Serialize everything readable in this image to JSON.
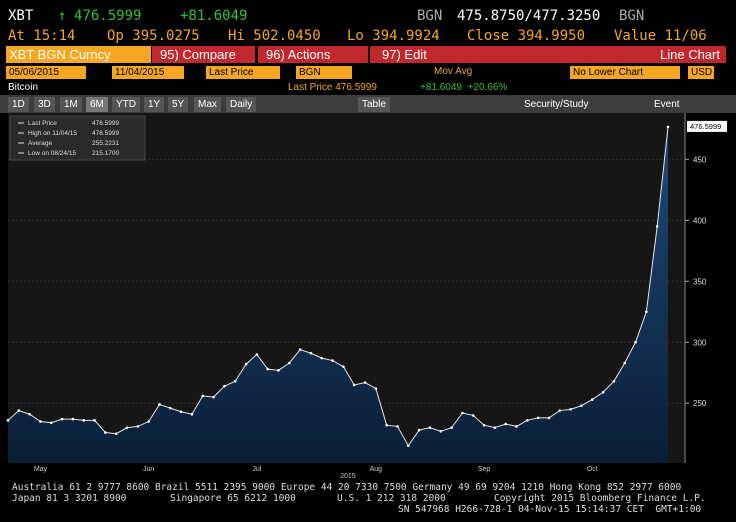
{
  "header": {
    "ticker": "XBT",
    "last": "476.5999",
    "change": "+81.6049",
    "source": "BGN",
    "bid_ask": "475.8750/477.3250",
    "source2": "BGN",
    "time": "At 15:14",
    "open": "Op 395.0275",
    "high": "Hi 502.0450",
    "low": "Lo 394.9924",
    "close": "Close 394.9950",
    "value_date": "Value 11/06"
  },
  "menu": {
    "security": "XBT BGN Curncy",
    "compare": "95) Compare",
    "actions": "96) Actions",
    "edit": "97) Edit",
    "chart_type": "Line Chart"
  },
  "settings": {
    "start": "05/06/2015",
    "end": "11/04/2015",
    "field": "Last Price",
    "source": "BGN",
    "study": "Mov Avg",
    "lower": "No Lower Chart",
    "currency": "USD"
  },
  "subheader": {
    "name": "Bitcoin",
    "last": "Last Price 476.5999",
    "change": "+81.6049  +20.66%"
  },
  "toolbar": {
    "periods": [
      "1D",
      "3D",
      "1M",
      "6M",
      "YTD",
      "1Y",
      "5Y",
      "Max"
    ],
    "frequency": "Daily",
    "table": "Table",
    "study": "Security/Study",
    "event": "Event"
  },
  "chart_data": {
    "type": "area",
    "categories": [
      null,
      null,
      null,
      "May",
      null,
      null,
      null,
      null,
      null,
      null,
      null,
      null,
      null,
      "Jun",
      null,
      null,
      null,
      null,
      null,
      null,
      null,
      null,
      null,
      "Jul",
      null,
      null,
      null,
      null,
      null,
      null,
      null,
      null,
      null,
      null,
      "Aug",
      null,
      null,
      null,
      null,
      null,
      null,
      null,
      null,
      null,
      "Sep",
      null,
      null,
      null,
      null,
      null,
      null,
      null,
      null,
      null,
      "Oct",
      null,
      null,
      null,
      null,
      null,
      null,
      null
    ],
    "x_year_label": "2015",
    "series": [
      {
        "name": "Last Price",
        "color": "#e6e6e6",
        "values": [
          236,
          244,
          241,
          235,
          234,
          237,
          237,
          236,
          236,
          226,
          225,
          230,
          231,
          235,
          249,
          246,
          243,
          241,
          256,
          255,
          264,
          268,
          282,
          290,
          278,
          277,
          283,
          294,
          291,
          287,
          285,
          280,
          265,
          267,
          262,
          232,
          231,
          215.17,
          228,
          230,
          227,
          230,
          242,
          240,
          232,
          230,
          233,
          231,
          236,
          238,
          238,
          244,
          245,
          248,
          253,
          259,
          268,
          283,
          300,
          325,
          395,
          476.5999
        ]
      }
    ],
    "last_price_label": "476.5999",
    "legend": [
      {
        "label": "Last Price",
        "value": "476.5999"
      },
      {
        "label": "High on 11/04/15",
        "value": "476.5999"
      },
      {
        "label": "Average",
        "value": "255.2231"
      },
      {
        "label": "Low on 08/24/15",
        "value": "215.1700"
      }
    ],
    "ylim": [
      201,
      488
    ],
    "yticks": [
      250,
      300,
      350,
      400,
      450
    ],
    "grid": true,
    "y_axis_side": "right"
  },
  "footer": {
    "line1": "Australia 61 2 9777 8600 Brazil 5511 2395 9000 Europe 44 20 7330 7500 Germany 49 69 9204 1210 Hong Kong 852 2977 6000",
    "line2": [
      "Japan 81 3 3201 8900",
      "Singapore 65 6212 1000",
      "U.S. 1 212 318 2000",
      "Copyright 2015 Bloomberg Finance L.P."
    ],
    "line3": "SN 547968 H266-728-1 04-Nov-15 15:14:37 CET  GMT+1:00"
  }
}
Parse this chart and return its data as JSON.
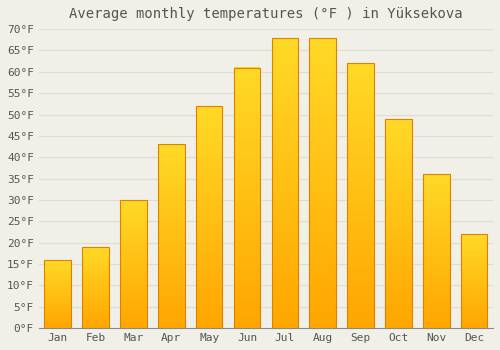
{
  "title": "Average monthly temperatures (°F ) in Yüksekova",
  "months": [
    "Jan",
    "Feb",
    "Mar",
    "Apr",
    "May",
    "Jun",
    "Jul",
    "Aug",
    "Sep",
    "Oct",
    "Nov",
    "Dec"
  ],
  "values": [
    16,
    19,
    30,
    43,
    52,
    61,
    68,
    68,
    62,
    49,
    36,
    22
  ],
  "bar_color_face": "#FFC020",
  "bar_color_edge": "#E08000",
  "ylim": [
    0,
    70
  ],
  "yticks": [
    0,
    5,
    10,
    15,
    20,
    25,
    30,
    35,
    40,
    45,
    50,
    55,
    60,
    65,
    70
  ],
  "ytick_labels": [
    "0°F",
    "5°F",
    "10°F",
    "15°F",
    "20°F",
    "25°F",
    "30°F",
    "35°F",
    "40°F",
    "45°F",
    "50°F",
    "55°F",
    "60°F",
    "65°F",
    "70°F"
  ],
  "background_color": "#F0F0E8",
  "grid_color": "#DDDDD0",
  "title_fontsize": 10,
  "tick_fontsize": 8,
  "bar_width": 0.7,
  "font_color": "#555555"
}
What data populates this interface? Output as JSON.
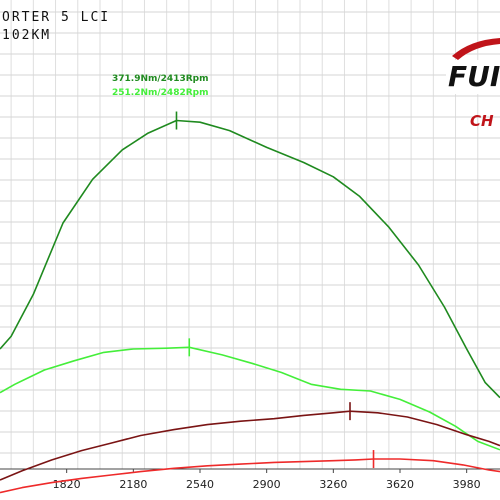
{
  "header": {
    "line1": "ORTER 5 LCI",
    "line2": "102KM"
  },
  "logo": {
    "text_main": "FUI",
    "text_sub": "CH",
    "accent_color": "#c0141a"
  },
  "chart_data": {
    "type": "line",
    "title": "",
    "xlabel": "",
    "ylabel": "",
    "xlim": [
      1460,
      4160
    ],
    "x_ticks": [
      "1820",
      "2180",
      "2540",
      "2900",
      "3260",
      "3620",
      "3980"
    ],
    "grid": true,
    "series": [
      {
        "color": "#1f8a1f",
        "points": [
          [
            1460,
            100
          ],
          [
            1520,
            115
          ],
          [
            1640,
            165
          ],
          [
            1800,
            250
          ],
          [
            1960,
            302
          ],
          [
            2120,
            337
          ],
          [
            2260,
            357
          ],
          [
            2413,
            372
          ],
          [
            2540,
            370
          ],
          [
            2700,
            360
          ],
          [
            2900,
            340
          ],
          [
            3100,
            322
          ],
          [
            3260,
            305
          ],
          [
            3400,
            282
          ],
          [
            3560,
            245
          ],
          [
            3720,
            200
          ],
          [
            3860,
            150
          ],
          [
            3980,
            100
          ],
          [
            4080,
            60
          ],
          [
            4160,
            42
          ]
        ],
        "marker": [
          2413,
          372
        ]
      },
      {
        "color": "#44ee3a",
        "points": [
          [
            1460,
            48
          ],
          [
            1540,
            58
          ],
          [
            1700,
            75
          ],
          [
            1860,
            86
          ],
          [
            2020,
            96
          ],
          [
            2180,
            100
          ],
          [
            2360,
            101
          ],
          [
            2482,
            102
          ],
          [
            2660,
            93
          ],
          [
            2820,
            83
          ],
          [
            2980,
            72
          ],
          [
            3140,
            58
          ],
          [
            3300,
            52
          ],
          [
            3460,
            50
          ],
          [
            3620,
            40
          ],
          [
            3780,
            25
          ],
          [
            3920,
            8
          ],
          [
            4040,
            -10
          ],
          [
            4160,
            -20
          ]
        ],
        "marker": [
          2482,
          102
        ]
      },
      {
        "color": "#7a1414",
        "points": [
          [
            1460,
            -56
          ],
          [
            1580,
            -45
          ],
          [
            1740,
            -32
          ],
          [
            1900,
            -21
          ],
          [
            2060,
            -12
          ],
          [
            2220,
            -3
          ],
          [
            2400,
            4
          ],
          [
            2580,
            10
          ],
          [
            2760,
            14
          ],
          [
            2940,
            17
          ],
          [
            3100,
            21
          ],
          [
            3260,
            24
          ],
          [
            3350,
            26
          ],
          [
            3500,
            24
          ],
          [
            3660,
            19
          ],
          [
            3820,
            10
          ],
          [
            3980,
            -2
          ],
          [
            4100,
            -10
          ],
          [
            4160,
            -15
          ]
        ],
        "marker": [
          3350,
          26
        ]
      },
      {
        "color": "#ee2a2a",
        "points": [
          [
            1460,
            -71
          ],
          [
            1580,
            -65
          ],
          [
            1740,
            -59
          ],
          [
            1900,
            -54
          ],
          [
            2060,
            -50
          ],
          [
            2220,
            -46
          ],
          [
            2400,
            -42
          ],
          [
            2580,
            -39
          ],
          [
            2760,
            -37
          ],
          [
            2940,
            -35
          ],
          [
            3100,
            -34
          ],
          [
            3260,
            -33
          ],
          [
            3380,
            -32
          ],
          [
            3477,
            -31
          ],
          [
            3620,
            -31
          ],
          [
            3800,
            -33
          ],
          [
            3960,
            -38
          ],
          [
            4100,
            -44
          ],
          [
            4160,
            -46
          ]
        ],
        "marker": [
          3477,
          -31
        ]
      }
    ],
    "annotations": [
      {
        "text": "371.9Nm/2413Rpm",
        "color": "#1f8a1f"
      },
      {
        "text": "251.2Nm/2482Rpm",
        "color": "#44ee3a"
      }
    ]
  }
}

====

Exercise | Report each line in the data that holds the word "JSON".

Task solution |
Serialize everything readable in this image to JSON.
Parse this chart and return its data as JSON.
What data populates this interface? Output as JSON.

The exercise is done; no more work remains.